=== Work instructions ===
Return each line that holds the word "Глава".

=== Data for the task ===
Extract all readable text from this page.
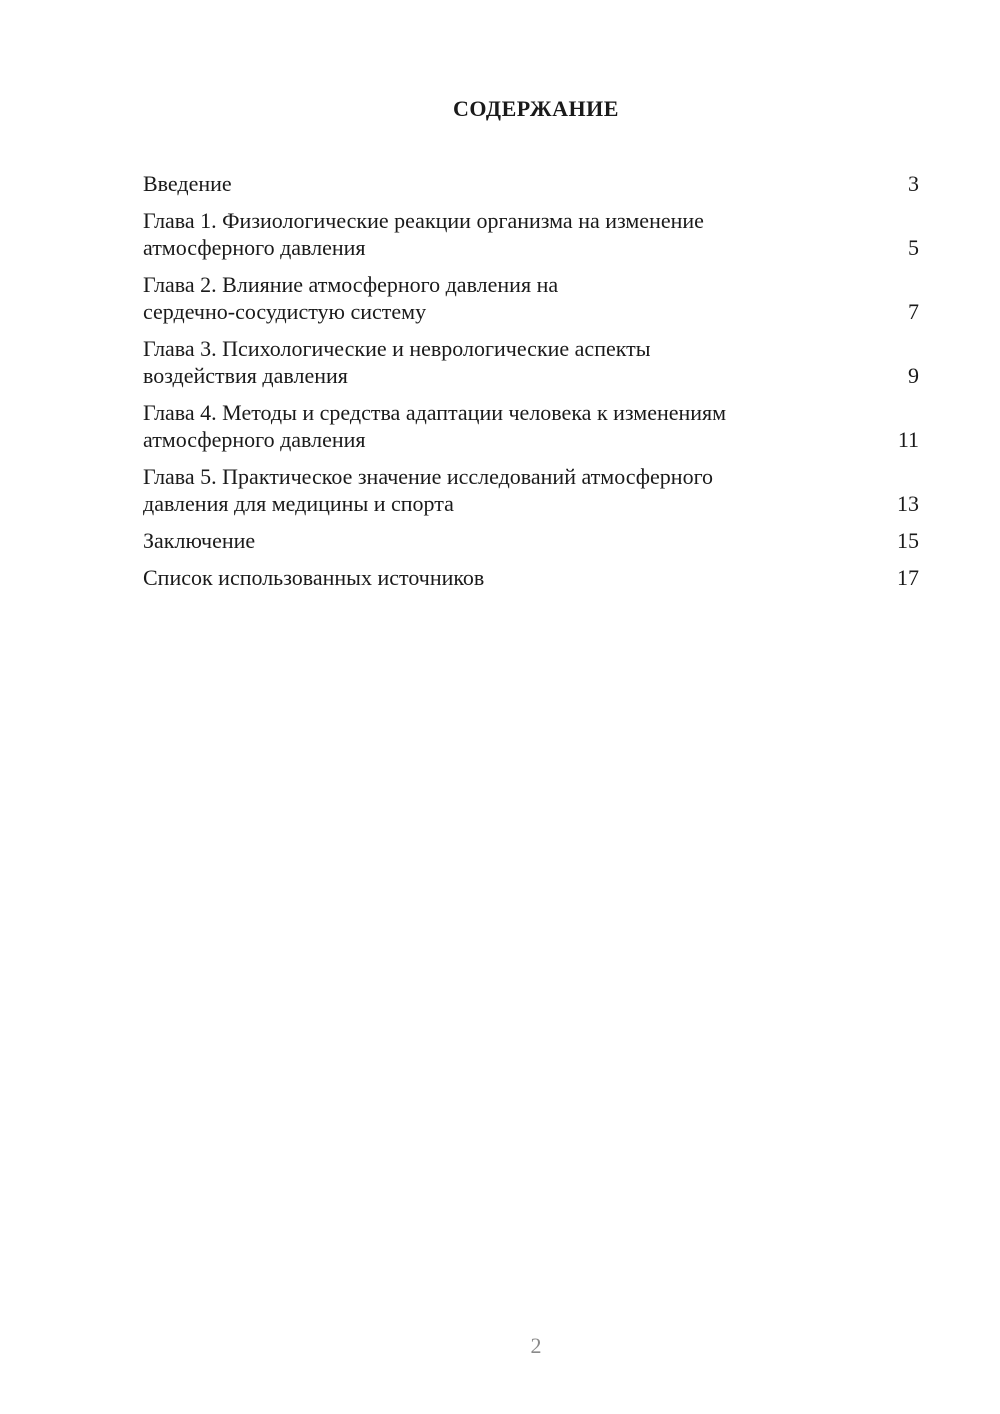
СОДЕРЖАНИЕ
Введение	3
Глава 1. Физиологические реакции организма на изменение
атмосферного давления	5
Глава 2. Влияние атмосферного давления на
сердечно-сосудистую систему	7
Глава 3. Психологические и неврологические аспекты
воздействия давления	9
Глава 4. Методы и средства адаптации человека к изменениям
атмосферного давления	11
Глава 5. Практическое значение исследований атмосферного
давления для медицины и спорта	13
Заключение	15
Список использованных источников	17
2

=== Solution for this task ===
Глава 1. Физиологические реакции организма на изменение
Глава 2. Влияние атмосферного давления на
Глава 3. Психологические и неврологические аспекты
Глава 4. Методы и средства адаптации человека к изменениям
Глава 5. Практическое значение исследований атмосферного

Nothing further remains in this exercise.